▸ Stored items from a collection
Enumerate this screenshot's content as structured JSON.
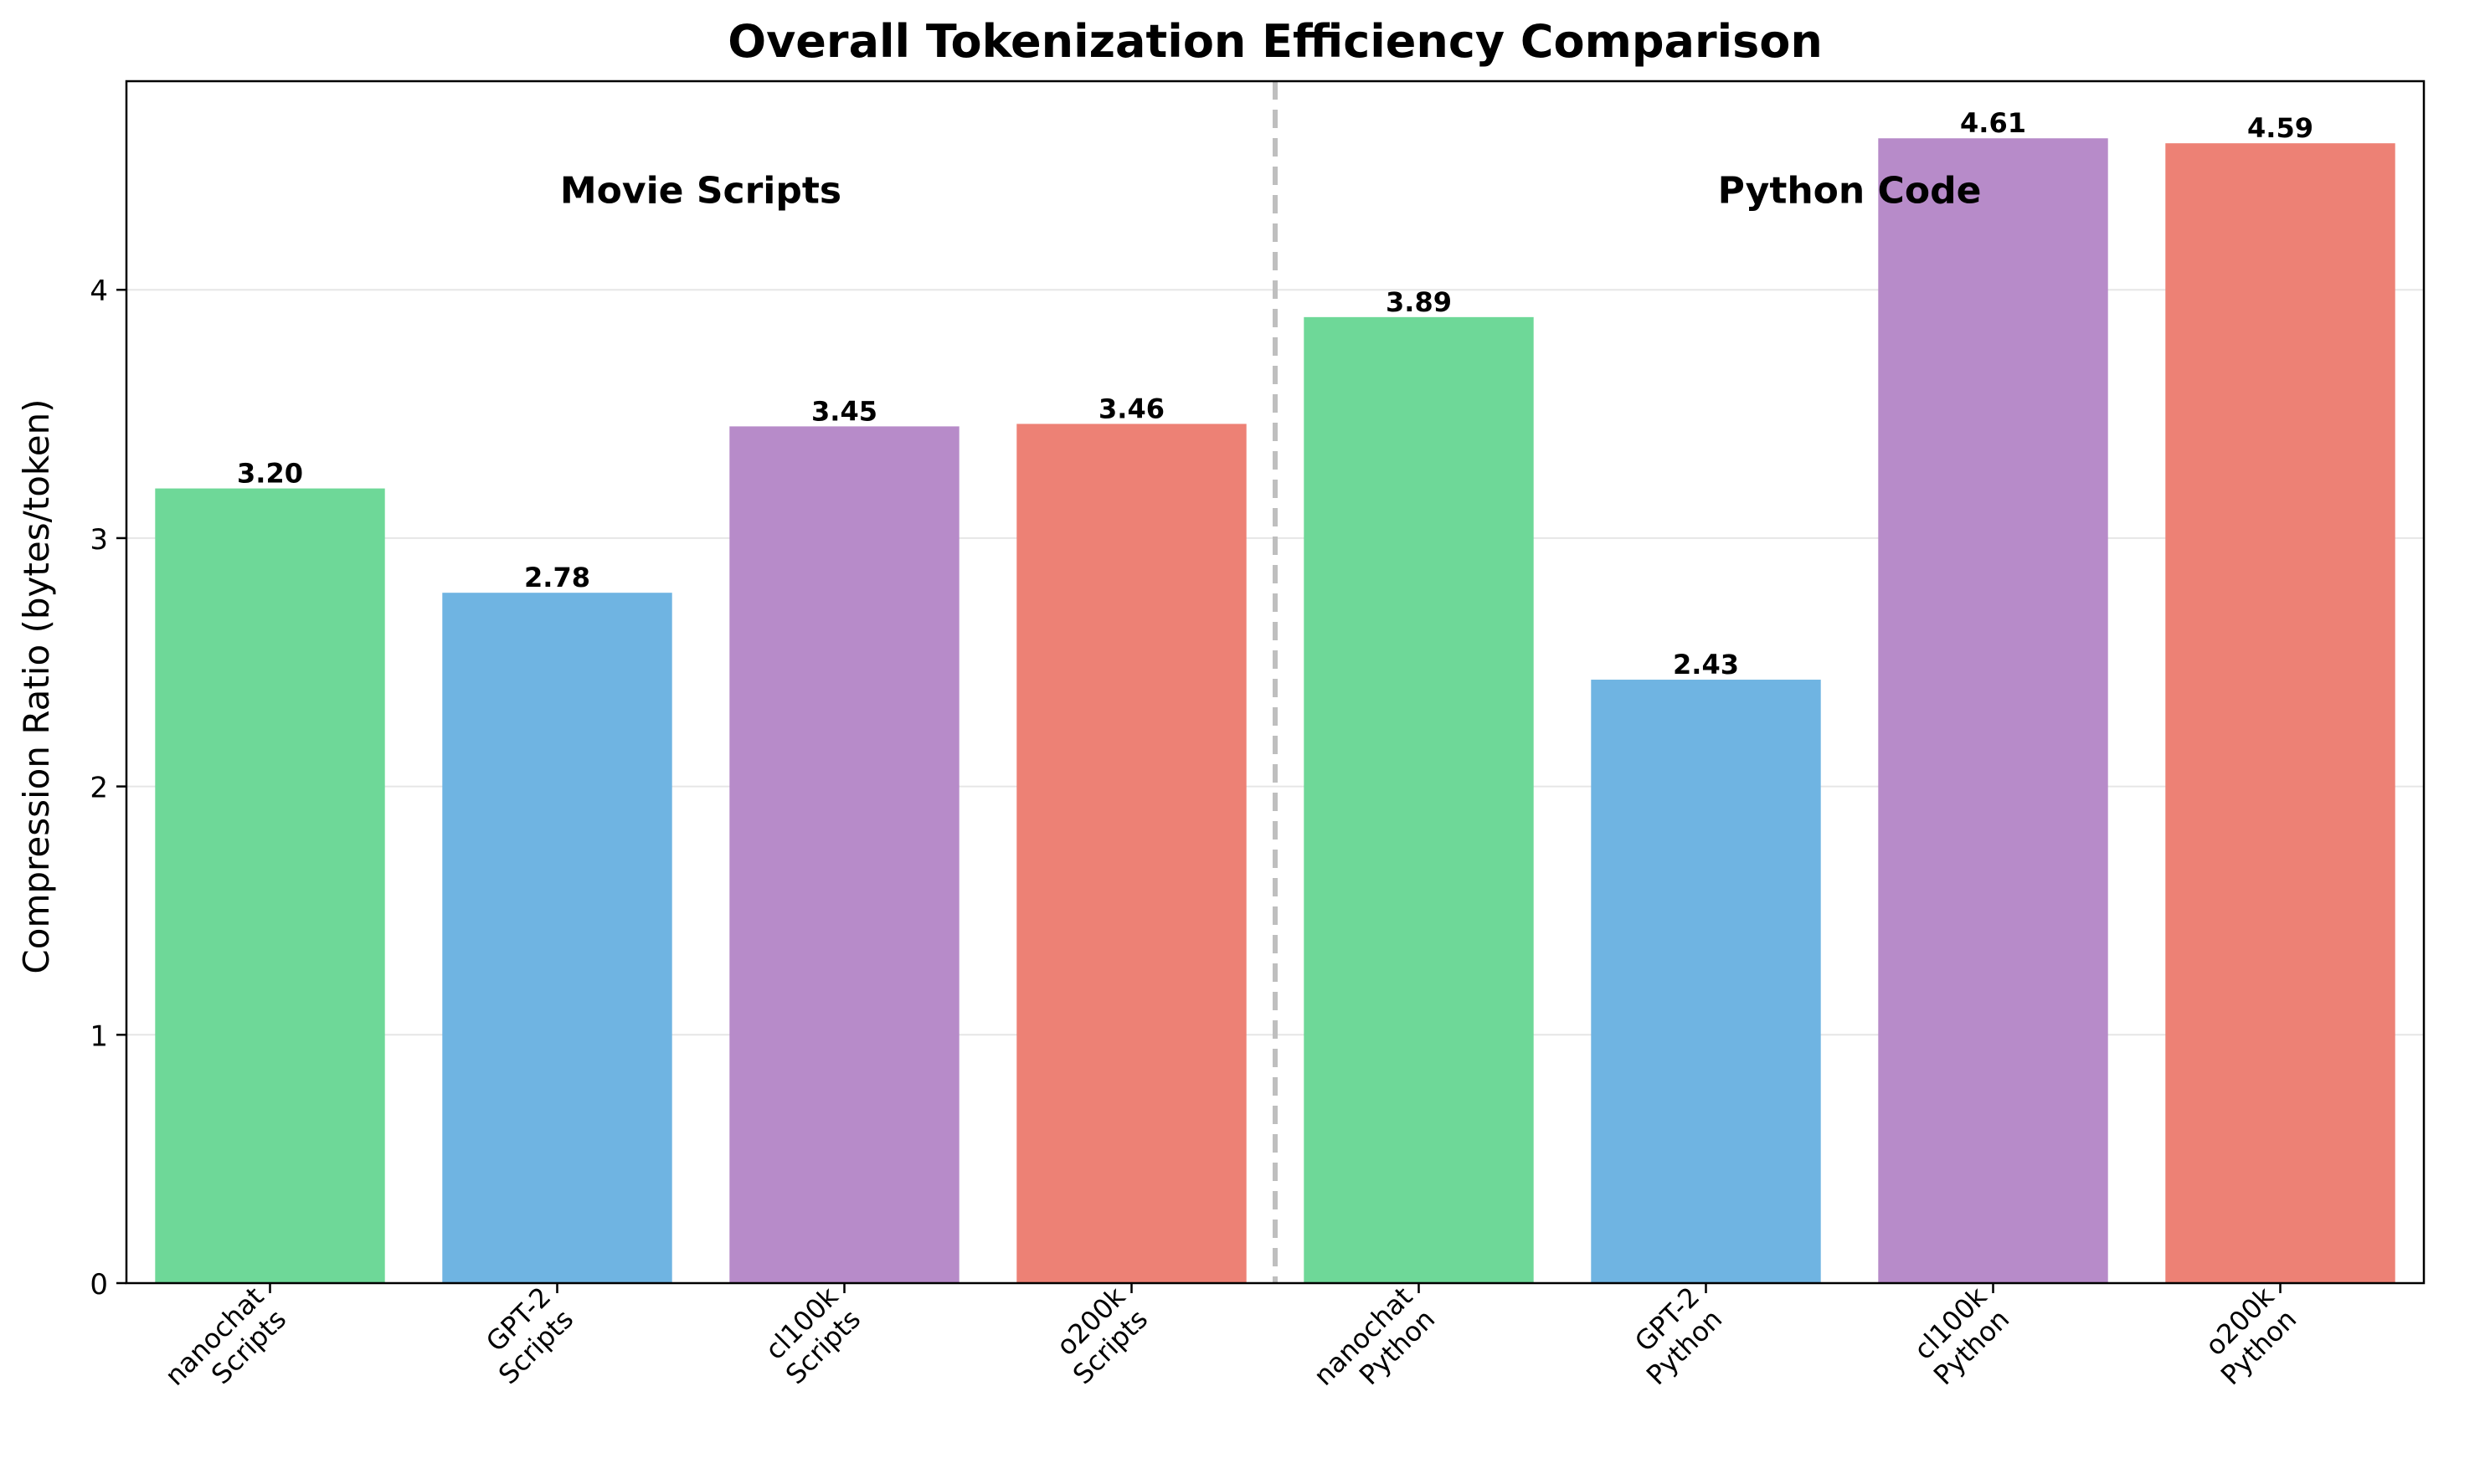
{
  "chart_data": {
    "type": "bar",
    "title": "Overall Tokenization Efficiency Comparison",
    "xlabel": "",
    "ylabel": "Compression Ratio (bytes/token)",
    "ylim": [
      0,
      4.84
    ],
    "yticks": [
      0,
      1,
      2,
      3,
      4
    ],
    "grid": "y",
    "categories": [
      [
        "nanochat",
        "Scripts"
      ],
      [
        "GPT-2",
        "Scripts"
      ],
      [
        "cl100k",
        "Scripts"
      ],
      [
        "o200k",
        "Scripts"
      ],
      [
        "nanochat",
        "Python"
      ],
      [
        "GPT-2",
        "Python"
      ],
      [
        "cl100k",
        "Python"
      ],
      [
        "o200k",
        "Python"
      ]
    ],
    "values": [
      3.2,
      2.78,
      3.45,
      3.46,
      3.89,
      2.43,
      4.61,
      4.59
    ],
    "value_labels": [
      "3.20",
      "2.78",
      "3.45",
      "3.46",
      "3.89",
      "2.43",
      "4.61",
      "4.59"
    ],
    "bar_colors": [
      "#6ed898",
      "#6fb4e2",
      "#b78bc9",
      "#ed8175",
      "#6ed898",
      "#6fb4e2",
      "#b78bc9",
      "#ed8175"
    ],
    "groups": [
      {
        "label": "Movie Scripts",
        "from": 0,
        "to": 3
      },
      {
        "label": "Python Code",
        "from": 4,
        "to": 7
      }
    ],
    "separator_color": "#bfbfbf"
  }
}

▸ Required task
Do not copy the pictures, but repeat every line exactly.

▸ The completed task
Enumerate this screenshot's content as structured JSON.
{
  "chart_data": {
    "type": "bar",
    "title": "Overall Tokenization Efficiency Comparison",
    "xlabel": "",
    "ylabel": "Compression Ratio (bytes/token)",
    "ylim": [
      0,
      4.84
    ],
    "yticks": [
      0,
      1,
      2,
      3,
      4
    ],
    "grid": "y",
    "categories": [
      [
        "nanochat",
        "Scripts"
      ],
      [
        "GPT-2",
        "Scripts"
      ],
      [
        "cl100k",
        "Scripts"
      ],
      [
        "o200k",
        "Scripts"
      ],
      [
        "nanochat",
        "Python"
      ],
      [
        "GPT-2",
        "Python"
      ],
      [
        "cl100k",
        "Python"
      ],
      [
        "o200k",
        "Python"
      ]
    ],
    "values": [
      3.2,
      2.78,
      3.45,
      3.46,
      3.89,
      2.43,
      4.61,
      4.59
    ],
    "value_labels": [
      "3.20",
      "2.78",
      "3.45",
      "3.46",
      "3.89",
      "2.43",
      "4.61",
      "4.59"
    ],
    "bar_colors": [
      "#6ed898",
      "#6fb4e2",
      "#b78bc9",
      "#ed8175",
      "#6ed898",
      "#6fb4e2",
      "#b78bc9",
      "#ed8175"
    ],
    "groups": [
      {
        "label": "Movie Scripts",
        "from": 0,
        "to": 3
      },
      {
        "label": "Python Code",
        "from": 4,
        "to": 7
      }
    ],
    "separator_color": "#bfbfbf"
  }
}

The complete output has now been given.